* GOAL OF THE EXERCISE:
Please transcribe the data below exactly. Leave the pictures out.

──────── LISTED ENTRIES ────────

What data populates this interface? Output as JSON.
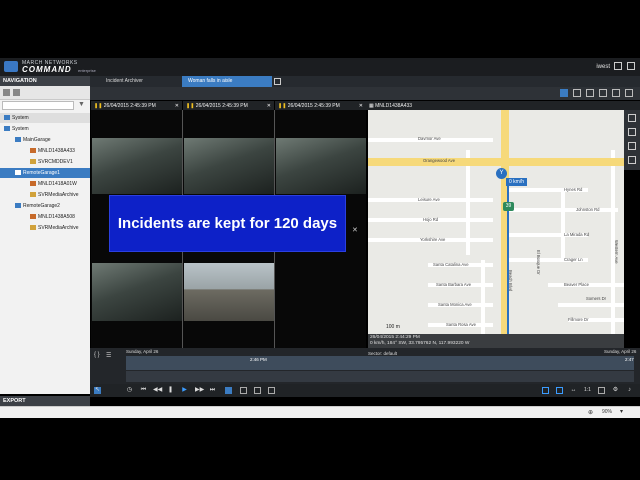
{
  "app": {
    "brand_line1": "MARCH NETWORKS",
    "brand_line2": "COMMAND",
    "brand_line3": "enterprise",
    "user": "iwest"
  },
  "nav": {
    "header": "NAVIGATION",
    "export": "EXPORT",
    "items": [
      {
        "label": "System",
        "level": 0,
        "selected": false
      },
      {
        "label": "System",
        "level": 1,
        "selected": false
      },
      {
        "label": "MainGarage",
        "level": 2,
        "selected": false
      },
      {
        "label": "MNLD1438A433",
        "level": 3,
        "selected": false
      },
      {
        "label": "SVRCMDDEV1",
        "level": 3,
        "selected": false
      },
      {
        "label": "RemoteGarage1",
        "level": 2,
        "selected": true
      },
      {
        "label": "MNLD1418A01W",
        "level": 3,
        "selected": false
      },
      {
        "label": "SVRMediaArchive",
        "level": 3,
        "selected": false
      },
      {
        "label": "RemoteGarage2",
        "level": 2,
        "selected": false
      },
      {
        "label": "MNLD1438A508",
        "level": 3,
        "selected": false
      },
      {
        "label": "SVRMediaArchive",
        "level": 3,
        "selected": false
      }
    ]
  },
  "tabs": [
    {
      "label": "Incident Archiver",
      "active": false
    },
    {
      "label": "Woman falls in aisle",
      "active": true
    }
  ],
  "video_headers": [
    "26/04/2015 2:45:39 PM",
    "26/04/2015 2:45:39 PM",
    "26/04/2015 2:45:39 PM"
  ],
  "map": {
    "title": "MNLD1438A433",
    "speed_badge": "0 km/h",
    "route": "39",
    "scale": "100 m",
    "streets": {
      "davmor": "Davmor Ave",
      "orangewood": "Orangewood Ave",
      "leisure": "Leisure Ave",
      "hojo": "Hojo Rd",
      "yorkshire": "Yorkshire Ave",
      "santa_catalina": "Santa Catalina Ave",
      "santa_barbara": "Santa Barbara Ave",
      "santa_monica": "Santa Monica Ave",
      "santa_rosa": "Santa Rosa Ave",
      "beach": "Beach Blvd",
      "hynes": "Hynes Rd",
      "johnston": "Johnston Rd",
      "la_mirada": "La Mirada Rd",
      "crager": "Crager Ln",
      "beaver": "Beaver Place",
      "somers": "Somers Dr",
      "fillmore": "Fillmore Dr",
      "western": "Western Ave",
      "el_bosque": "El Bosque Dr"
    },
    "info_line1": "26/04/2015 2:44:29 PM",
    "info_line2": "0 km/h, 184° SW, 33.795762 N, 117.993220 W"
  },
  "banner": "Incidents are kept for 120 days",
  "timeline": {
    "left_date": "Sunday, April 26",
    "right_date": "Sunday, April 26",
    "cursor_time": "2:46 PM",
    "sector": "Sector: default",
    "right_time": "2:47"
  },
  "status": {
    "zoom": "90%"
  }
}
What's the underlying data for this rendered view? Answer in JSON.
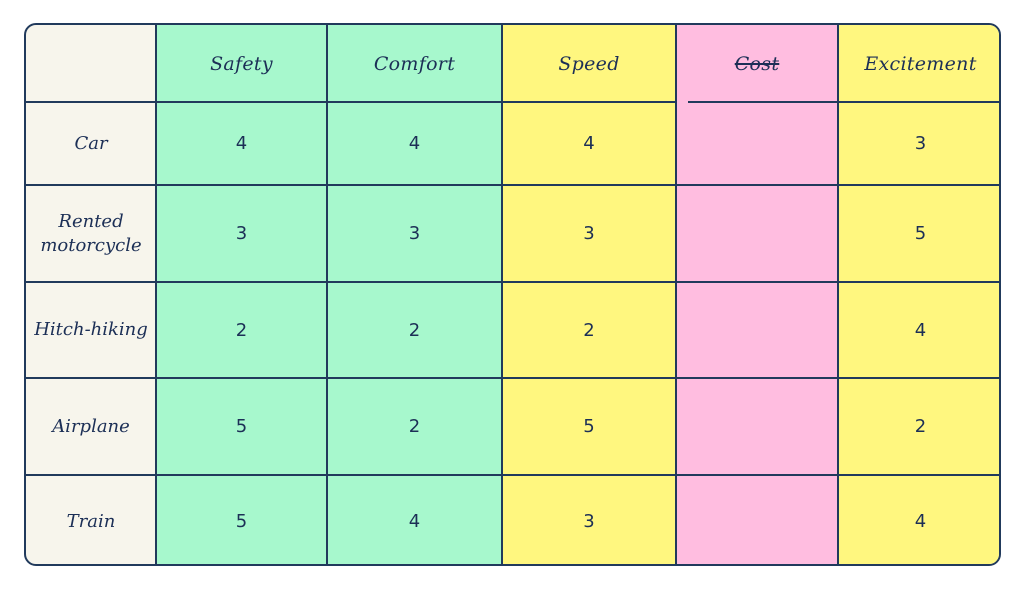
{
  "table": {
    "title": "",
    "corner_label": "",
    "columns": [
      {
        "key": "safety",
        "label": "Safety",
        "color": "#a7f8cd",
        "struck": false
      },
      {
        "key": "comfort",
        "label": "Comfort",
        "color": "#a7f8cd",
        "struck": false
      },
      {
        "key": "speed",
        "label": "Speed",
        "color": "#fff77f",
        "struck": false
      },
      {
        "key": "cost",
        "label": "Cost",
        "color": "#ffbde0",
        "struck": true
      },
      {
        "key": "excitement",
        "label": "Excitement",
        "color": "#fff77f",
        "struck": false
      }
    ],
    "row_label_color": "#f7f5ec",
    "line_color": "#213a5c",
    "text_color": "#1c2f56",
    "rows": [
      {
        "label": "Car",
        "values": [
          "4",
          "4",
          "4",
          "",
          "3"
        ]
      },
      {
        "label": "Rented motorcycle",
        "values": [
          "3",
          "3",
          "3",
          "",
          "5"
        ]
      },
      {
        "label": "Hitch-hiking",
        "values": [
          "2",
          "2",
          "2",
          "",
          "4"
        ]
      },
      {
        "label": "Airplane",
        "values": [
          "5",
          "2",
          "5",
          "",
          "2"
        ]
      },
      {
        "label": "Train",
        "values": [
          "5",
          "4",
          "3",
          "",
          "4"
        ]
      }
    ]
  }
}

────────

* RESPONSE FOR THIS EXERCISE:
What data populates this interface? Output as JSON.
{
  "app": {
    "brand_line1": "MARCH NETWORKS",
    "brand_line2": "COMMAND",
    "brand_line3": "enterprise",
    "user": "iwest"
  },
  "nav": {
    "header": "NAVIGATION",
    "export": "EXPORT",
    "items": [
      {
        "label": "System",
        "level": 0,
        "selected": false
      },
      {
        "label": "System",
        "level": 1,
        "selected": false
      },
      {
        "label": "MainGarage",
        "level": 2,
        "selected": false
      },
      {
        "label": "MNLD1438A433",
        "level": 3,
        "selected": false
      },
      {
        "label": "SVRCMDDEV1",
        "level": 3,
        "selected": false
      },
      {
        "label": "RemoteGarage1",
        "level": 2,
        "selected": true
      },
      {
        "label": "MNLD1418A01W",
        "level": 3,
        "selected": false
      },
      {
        "label": "SVRMediaArchive",
        "level": 3,
        "selected": false
      },
      {
        "label": "RemoteGarage2",
        "level": 2,
        "selected": false
      },
      {
        "label": "MNLD1438A508",
        "level": 3,
        "selected": false
      },
      {
        "label": "SVRMediaArchive",
        "level": 3,
        "selected": false
      }
    ]
  },
  "tabs": [
    {
      "label": "Incident Archiver",
      "active": false
    },
    {
      "label": "Woman falls in aisle",
      "active": true
    }
  ],
  "video_headers": [
    "26/04/2015 2:45:39 PM",
    "26/04/2015 2:45:39 PM",
    "26/04/2015 2:45:39 PM"
  ],
  "map": {
    "title": "MNLD1438A433",
    "speed_badge": "0 km/h",
    "route": "39",
    "scale": "100 m",
    "streets": {
      "davmor": "Davmor Ave",
      "orangewood": "Orangewood Ave",
      "leisure": "Leisure Ave",
      "hojo": "Hojo Rd",
      "yorkshire": "Yorkshire Ave",
      "santa_catalina": "Santa Catalina Ave",
      "santa_barbara": "Santa Barbara Ave",
      "santa_monica": "Santa Monica Ave",
      "santa_rosa": "Santa Rosa Ave",
      "beach": "Beach Blvd",
      "hynes": "Hynes Rd",
      "johnston": "Johnston Rd",
      "la_mirada": "La Mirada Rd",
      "crager": "Crager Ln",
      "beaver": "Beaver Place",
      "somers": "Somers Dr",
      "fillmore": "Fillmore Dr",
      "western": "Western Ave",
      "el_bosque": "El Bosque Dr"
    },
    "info_line1": "26/04/2015 2:44:29 PM",
    "info_line2": "0 km/h, 184° SW, 33.795762 N, 117.993220 W"
  },
  "banner": "Incidents are kept for 120 days",
  "timeline": {
    "left_date": "Sunday, April 26",
    "right_date": "Sunday, April 26",
    "cursor_time": "2:46 PM",
    "sector": "Sector: default",
    "right_time": "2:47"
  },
  "status": {
    "zoom": "90%"
  }
}
What's the underlying data for this rendered view? Answer in JSON.
{
  "table": {
    "title": "",
    "corner_label": "",
    "columns": [
      {
        "key": "safety",
        "label": "Safety",
        "color": "#a7f8cd",
        "struck": false
      },
      {
        "key": "comfort",
        "label": "Comfort",
        "color": "#a7f8cd",
        "struck": false
      },
      {
        "key": "speed",
        "label": "Speed",
        "color": "#fff77f",
        "struck": false
      },
      {
        "key": "cost",
        "label": "Cost",
        "color": "#ffbde0",
        "struck": true
      },
      {
        "key": "excitement",
        "label": "Excitement",
        "color": "#fff77f",
        "struck": false
      }
    ],
    "row_label_color": "#f7f5ec",
    "line_color": "#213a5c",
    "text_color": "#1c2f56",
    "rows": [
      {
        "label": "Car",
        "values": [
          "4",
          "4",
          "4",
          "",
          "3"
        ]
      },
      {
        "label": "Rented motorcycle",
        "values": [
          "3",
          "3",
          "3",
          "",
          "5"
        ]
      },
      {
        "label": "Hitch-hiking",
        "values": [
          "2",
          "2",
          "2",
          "",
          "4"
        ]
      },
      {
        "label": "Airplane",
        "values": [
          "5",
          "2",
          "5",
          "",
          "2"
        ]
      },
      {
        "label": "Train",
        "values": [
          "5",
          "4",
          "3",
          "",
          "4"
        ]
      }
    ]
  }
}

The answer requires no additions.